### PROBLEM DESCRIPTION
From the entries that follow, extract each line holding the string "класти".

### Records contained in a dataset
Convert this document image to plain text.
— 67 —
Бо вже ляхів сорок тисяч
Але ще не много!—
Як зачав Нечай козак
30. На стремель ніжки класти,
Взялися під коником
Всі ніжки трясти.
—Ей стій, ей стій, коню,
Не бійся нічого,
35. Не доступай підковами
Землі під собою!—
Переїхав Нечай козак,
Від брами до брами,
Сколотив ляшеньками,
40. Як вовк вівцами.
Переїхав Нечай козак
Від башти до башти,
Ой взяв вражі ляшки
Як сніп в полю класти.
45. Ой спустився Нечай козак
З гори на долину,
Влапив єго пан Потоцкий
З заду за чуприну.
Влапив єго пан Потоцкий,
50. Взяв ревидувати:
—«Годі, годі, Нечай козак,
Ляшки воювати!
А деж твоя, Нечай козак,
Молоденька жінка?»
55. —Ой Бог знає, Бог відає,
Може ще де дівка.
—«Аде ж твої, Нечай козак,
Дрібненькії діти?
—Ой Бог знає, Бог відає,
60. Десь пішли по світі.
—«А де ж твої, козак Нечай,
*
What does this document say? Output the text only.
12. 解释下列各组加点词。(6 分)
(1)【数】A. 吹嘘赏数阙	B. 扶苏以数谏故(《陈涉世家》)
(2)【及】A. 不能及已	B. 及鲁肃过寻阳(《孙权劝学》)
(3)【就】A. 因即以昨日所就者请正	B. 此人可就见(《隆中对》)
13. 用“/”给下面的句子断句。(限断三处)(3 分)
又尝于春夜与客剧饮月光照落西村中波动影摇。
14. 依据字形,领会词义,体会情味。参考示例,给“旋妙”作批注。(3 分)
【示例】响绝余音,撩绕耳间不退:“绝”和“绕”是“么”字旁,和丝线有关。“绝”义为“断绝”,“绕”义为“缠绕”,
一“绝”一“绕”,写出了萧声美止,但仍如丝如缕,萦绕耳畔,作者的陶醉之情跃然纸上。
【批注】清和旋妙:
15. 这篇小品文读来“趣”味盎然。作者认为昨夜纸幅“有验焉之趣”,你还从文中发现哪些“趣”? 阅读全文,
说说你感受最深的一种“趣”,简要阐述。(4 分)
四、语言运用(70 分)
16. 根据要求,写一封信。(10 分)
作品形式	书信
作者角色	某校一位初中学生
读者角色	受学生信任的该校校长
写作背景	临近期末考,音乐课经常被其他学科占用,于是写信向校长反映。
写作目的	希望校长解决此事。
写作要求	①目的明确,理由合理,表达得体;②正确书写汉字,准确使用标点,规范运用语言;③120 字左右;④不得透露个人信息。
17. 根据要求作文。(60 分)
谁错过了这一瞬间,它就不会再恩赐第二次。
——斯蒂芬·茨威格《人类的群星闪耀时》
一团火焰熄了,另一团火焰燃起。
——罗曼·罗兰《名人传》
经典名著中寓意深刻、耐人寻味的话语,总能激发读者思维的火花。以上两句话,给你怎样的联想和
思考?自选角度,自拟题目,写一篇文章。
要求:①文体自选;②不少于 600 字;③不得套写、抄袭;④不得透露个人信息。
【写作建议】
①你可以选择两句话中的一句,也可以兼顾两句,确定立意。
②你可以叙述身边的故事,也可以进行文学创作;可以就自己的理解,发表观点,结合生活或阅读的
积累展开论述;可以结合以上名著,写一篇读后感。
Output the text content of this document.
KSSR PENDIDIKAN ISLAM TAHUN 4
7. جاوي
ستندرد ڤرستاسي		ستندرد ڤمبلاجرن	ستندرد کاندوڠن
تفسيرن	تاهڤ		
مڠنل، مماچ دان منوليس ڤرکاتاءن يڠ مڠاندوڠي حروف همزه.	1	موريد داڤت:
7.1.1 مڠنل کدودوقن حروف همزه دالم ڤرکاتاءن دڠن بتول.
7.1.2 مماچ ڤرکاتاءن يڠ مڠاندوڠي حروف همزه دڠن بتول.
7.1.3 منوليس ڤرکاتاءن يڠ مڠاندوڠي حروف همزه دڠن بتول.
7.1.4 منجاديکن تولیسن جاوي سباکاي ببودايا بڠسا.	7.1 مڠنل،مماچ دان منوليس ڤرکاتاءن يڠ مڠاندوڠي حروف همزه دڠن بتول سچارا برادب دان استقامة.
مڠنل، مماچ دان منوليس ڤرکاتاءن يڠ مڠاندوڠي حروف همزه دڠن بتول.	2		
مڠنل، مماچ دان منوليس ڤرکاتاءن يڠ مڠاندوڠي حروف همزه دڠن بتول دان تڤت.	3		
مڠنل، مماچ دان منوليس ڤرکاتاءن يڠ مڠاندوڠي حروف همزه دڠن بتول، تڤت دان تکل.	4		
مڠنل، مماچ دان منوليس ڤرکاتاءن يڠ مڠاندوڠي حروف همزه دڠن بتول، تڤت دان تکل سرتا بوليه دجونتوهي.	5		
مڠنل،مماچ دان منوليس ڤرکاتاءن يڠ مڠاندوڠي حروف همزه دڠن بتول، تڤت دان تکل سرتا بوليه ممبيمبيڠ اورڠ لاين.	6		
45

### EXPECTED ANSWER
30. На стремель ніжки класти,
Як сніп в полю класти.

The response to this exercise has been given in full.